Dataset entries
──────

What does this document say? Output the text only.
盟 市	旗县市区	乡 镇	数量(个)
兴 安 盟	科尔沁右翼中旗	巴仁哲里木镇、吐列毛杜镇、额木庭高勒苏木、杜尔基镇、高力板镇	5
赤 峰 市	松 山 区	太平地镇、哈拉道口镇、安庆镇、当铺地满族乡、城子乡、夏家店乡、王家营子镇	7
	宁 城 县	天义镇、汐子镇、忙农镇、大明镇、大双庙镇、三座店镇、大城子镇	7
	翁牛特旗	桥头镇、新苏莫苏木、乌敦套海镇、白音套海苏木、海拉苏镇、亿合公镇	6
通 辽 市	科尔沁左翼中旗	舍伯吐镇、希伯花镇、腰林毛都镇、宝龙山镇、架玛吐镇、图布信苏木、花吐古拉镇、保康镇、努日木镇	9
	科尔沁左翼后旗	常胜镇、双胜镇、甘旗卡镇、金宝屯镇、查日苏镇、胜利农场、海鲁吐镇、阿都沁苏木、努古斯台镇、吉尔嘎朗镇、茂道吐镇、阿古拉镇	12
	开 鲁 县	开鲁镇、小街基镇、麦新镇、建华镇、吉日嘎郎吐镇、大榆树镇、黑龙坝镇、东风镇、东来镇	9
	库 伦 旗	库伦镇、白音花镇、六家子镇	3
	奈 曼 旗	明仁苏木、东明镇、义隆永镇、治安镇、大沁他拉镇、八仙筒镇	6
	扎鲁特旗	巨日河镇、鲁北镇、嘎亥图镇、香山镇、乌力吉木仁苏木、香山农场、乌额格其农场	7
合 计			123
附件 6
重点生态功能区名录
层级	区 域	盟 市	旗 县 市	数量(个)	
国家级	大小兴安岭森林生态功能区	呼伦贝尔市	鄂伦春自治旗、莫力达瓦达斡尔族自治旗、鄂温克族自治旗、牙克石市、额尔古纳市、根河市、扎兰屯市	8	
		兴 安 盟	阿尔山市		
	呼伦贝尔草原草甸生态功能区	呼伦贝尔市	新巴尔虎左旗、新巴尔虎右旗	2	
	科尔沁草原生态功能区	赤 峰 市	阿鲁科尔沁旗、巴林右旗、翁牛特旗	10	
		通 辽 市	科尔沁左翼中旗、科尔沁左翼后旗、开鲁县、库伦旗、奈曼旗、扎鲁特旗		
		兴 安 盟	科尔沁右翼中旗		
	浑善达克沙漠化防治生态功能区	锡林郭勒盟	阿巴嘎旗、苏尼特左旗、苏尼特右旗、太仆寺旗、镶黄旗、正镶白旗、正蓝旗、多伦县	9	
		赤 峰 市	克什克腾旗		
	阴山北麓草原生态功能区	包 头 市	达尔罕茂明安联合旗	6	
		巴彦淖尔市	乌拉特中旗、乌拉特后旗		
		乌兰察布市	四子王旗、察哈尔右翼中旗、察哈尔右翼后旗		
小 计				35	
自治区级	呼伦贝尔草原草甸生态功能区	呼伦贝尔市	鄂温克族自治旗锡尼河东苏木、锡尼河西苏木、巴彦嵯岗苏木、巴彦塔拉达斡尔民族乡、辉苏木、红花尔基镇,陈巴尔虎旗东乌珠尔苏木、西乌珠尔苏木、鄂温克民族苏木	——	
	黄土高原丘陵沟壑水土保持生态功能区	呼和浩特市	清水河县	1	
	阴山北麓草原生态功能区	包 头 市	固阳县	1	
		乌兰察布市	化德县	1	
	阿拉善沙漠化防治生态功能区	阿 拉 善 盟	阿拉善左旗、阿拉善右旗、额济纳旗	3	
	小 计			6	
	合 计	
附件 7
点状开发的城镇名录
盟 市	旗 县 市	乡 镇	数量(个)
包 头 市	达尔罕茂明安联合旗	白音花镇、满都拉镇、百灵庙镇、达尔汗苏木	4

──────

**JOB**
Pull out all lines from the entries above in which the word "扎鲁特旗" appears.

**RESPONSE BELOW**
	扎鲁特旗	巨日河镇、鲁北镇、嘎亥图镇、香山镇、乌力吉木仁苏木、香山农场、乌额格其农场	7
		通 辽 市	科尔沁左翼中旗、科尔沁左翼后旗、开鲁县、库伦旗、奈曼旗、扎鲁特旗		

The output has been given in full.